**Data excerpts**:

○ ○ ○ ○ ○

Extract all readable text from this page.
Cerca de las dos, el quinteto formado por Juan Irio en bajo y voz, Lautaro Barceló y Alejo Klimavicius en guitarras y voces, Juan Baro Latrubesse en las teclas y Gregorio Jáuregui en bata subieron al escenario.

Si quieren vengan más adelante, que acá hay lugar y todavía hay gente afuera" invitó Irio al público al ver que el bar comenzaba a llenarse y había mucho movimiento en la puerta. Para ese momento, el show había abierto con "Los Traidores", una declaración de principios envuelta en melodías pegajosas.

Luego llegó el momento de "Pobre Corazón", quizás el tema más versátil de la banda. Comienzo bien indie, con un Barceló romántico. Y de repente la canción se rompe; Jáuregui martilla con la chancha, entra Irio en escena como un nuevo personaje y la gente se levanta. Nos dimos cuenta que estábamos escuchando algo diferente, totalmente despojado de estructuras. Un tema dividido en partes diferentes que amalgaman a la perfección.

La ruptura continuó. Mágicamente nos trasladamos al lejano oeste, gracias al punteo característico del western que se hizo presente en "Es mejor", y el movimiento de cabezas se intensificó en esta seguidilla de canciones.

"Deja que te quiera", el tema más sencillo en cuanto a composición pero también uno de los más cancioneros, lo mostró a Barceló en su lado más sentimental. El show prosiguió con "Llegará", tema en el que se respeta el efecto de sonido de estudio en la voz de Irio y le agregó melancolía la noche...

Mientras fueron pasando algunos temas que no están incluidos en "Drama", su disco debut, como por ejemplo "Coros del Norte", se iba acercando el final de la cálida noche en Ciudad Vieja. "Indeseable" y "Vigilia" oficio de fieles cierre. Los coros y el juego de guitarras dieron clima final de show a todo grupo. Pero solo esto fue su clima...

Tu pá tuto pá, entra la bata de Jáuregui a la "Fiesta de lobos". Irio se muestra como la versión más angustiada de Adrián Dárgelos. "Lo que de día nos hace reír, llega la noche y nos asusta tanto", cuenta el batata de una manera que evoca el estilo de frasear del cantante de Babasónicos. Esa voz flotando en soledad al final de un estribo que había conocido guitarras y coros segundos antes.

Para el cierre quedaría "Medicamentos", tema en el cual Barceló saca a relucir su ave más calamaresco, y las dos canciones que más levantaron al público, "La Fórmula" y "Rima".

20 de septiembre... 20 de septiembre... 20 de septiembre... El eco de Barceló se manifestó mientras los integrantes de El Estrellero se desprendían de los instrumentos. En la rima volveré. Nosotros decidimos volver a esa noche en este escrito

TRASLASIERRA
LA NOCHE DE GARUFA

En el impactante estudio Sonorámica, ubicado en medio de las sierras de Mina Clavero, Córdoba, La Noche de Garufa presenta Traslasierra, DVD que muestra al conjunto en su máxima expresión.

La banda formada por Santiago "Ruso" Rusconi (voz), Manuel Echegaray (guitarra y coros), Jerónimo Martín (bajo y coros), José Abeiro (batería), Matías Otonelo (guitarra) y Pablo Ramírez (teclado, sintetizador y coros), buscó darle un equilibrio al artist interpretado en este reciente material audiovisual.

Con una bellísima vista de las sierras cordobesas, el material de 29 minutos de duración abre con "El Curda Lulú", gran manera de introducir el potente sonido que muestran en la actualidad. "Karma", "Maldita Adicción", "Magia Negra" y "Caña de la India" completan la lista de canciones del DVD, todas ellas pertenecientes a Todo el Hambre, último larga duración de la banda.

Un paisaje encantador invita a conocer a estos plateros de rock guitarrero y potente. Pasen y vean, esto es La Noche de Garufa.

○ ○ ○ ○ ○

**PROBLEM DESCRIPTION**: Quote each line above in full, word for word.

**SOLUTION**:
Extract all readable text from this page.
Cerca de las dos, el quinteto formado por Juan Irio en bajo y voz, Lautaro Barceló y Alejo Klimavicius en guitarras y voces, Juan Baro Latrubesse en las teclas y Gregorio Jáuregui en bata subieron al escenario.

Si quieren vengan más adelante, que acá hay lugar y todavía hay gente afuera" invitó Irio al público al ver que el bar comenzaba a llenarse y había mucho movimiento en la puerta. Para ese momento, el show había abierto con "Los Traidores", una declaración de principios envuelta en melodías pegajosas.

Luego llegó el momento de "Pobre Corazón", quizás el tema más versátil de la banda. Comienzo bien indie, con un Barceló romántico. Y de repente la canción se rompe; Jáuregui martilla con la chancha, entra Irio en escena como un nuevo personaje y la gente se levanta. Nos dimos cuenta que estábamos escuchando algo diferente, totalmente despojado de estructuras. Un tema dividido en partes diferentes que amalgaman a la perfección.

La ruptura continuó. Mágicamente nos trasladamos al lejano oeste, gracias al punteo característico del western que se hizo presente en "Es mejor", y el movimiento de cabezas se intensificó en esta seguidilla de canciones.

"Deja que te quiera", el tema más sencillo en cuanto a composición pero también uno de los más cancioneros, lo mostró a Barceló en su lado más sentimental. El show prosiguió con "Llegará", tema en el que se respeta el efecto de sonido de estudio en la voz de Irio y le agregó melancolía la noche...

Mientras fueron pasando algunos temas que no están incluidos en "Drama", su disco debut, como por ejemplo "Coros del Norte", se iba acercando el final de la cálida noche en Ciudad Vieja. "Indeseable" y "Vigilia" oficio de fieles cierre. Los coros y el juego de guitarras dieron clima final de show a todo grupo. Pero solo esto fue su clima...

Tu pá tuto pá, entra la bata de Jáuregui a la "Fiesta de lobos". Irio se muestra como la versión más angustiada de Adrián Dárgelos. "Lo que de día nos hace reír, llega la noche y nos asusta tanto", cuenta el batata de una manera que evoca el estilo de frasear del cantante de Babasónicos. Esa voz flotando en soledad al final de un estribo que había conocido guitarras y coros segundos antes.

Para el cierre quedaría "Medicamentos", tema en el cual Barceló saca a relucir su ave más calamaresco, y las dos canciones que más levantaron al público, "La Fórmula" y "Rima".

20 de septiembre... 20 de septiembre... 20 de septiembre... El eco de Barceló se manifestó mientras los integrantes de El Estrellero se desprendían de los instrumentos. En la rima volveré. Nosotros decidimos volver a esa noche en este escrito

TRASLASIERRA
LA NOCHE DE GARUFA

En el impactante estudio Sonorámica, ubicado en medio de las sierras de Mina Clavero, Córdoba, La Noche de Garufa presenta Traslasierra, DVD que muestra al conjunto en su máxima expresión.

La banda formada por Santiago "Ruso" Rusconi (voz), Manuel Echegaray (guitarra y coros), Jerónimo Martín (bajo y coros), José Abeiro (batería), Matías Otonelo (guitarra) y Pablo Ramírez (teclado, sintetizador y coros), buscó darle un equilibrio al artist interpretado en este reciente material audiovisual.

Con una bellísima vista de las sierras cordobesas, el material de 29 minutos de duración abre con "El Curda Lulú", gran manera de introducir el potente sonido que muestran en la actualidad. "Karma", "Maldita Adicción", "Magia Negra" y "Caña de la India" completan la lista de canciones del DVD, todas ellas pertenecientes a Todo el Hambre, último larga duración de la banda.

Un paisaje encantador invita a conocer a estos plateros de rock guitarrero y potente. Pasen y vean, esto es La Noche de Garufa.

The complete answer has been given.